▶ _WHAT THE TASK REQUIRES_
Below is a set of records; restate each one word for word.

--- start ---

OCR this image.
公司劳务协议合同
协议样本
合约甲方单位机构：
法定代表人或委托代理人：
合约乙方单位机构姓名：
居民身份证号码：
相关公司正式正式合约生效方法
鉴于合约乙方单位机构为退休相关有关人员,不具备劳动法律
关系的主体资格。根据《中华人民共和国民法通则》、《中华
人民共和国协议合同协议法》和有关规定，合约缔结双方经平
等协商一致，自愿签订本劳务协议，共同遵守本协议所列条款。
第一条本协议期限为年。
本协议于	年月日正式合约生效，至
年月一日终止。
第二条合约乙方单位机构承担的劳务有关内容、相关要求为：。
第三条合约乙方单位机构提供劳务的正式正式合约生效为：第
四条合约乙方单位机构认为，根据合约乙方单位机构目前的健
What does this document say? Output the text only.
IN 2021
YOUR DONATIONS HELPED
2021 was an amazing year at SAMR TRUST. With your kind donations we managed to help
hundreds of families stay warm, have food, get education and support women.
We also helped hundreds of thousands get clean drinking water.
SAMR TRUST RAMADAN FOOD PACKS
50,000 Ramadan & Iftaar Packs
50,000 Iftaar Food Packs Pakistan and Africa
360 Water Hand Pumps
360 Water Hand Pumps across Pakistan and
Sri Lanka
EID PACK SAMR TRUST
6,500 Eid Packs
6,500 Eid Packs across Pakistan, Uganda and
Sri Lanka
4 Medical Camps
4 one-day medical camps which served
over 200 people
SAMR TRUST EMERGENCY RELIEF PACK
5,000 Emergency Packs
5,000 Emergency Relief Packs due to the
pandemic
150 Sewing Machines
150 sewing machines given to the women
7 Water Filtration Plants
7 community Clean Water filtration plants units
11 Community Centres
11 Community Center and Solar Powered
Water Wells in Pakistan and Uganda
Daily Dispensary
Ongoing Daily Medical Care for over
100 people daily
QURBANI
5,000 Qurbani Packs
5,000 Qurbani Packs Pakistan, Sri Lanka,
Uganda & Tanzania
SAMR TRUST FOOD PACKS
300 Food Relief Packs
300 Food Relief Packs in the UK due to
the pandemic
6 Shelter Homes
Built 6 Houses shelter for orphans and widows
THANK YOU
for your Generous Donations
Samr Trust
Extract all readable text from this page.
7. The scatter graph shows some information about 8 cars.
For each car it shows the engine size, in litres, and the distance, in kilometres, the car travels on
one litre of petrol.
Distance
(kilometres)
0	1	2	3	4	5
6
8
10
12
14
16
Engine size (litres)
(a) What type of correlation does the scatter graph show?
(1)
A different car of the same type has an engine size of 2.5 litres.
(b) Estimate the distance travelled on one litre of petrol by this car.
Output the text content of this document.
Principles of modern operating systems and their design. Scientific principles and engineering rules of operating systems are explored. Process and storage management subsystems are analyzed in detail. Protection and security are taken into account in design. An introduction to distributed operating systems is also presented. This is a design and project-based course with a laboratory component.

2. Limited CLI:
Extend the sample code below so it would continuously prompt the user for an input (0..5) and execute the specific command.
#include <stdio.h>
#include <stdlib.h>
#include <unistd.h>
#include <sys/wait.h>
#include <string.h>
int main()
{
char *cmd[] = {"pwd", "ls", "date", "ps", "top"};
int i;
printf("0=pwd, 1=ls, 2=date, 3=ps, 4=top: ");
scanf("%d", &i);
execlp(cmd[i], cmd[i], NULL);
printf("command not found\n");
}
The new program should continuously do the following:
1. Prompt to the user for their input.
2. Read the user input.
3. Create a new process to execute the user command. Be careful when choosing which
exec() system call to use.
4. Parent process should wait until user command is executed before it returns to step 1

--- end ---

▶ _TASK RESULT_
OCR this image.
公司劳务协议合同
协议样本
合约甲方单位机构：
法定代表人或委托代理人：
合约乙方单位机构姓名：
居民身份证号码：
相关公司正式正式合约生效方法
鉴于合约乙方单位机构为退休相关有关人员,不具备劳动法律
关系的主体资格。根据《中华人民共和国民法通则》、《中华
人民共和国协议合同协议法》和有关规定，合约缔结双方经平
等协商一致，自愿签订本劳务协议，共同遵守本协议所列条款。
第一条本协议期限为年。
本协议于	年月日正式合约生效，至
年月一日终止。
第二条合约乙方单位机构承担的劳务有关内容、相关要求为：。
第三条合约乙方单位机构提供劳务的正式正式合约生效为：第
四条合约乙方单位机构认为，根据合约乙方单位机构目前的健
What does this document say? Output the text only.
IN 2021
YOUR DONATIONS HELPED
2021 was an amazing year at SAMR TRUST. With your kind donations we managed to help
hundreds of families stay warm, have food, get education and support women.
We also helped hundreds of thousands get clean drinking water.
SAMR TRUST RAMADAN FOOD PACKS
50,000 Ramadan & Iftaar Packs
50,000 Iftaar Food Packs Pakistan and Africa
360 Water Hand Pumps
360 Water Hand Pumps across Pakistan and
Sri Lanka
EID PACK SAMR TRUST
6,500 Eid Packs
6,500 Eid Packs across Pakistan, Uganda and
Sri Lanka
4 Medical Camps
4 one-day medical camps which served
over 200 people
SAMR TRUST EMERGENCY RELIEF PACK
5,000 Emergency Packs
5,000 Emergency Relief Packs due to the
pandemic
150 Sewing Machines
150 sewing machines given to the women
7 Water Filtration Plants
7 community Clean Water filtration plants units
11 Community Centres
11 Community Center and Solar Powered
Water Wells in Pakistan and Uganda
Daily Dispensary
Ongoing Daily Medical Care for over
100 people daily
QURBANI
5,000 Qurbani Packs
5,000 Qurbani Packs Pakistan, Sri Lanka,
Uganda & Tanzania
SAMR TRUST FOOD PACKS
300 Food Relief Packs
300 Food Relief Packs in the UK due to
the pandemic
6 Shelter Homes
Built 6 Houses shelter for orphans and widows
THANK YOU
for your Generous Donations
Samr Trust
Extract all readable text from this page.
7. The scatter graph shows some information about 8 cars.
For each car it shows the engine size, in litres, and the distance, in kilometres, the car travels on
one litre of petrol.
Distance
(kilometres)
0	1	2	3	4	5
6
8
10
12
14
16
Engine size (litres)
(a) What type of correlation does the scatter graph show?
(1)
A different car of the same type has an engine size of 2.5 litres.
(b) Estimate the distance travelled on one litre of petrol by this car.
Output the text content of this document.
Principles of modern operating systems and their design. Scientific principles and engineering rules of operating systems are explored. Process and storage management subsystems are analyzed in detail. Protection and security are taken into account in design. An introduction to distributed operating systems is also presented. This is a design and project-based course with a laboratory component.

2. Limited CLI:
Extend the sample code below so it would continuously prompt the user for an input (0..5) and execute the specific command.
#include <stdio.h>
#include <stdlib.h>
#include <unistd.h>
#include <sys/wait.h>
#include <string.h>
int main()
{
char *cmd[] = {"pwd", "ls", "date", "ps", "top"};
int i;
printf("0=pwd, 1=ls, 2=date, 3=ps, 4=top: ");
scanf("%d", &i);
execlp(cmd[i], cmd[i], NULL);
printf("command not found\n");
}
The new program should continuously do the following:
1. Prompt to the user for their input.
2. Read the user input.
3. Create a new process to execute the user command. Be careful when choosing which
exec() system call to use.
4. Parent process should wait until user command is executed before it returns to step 1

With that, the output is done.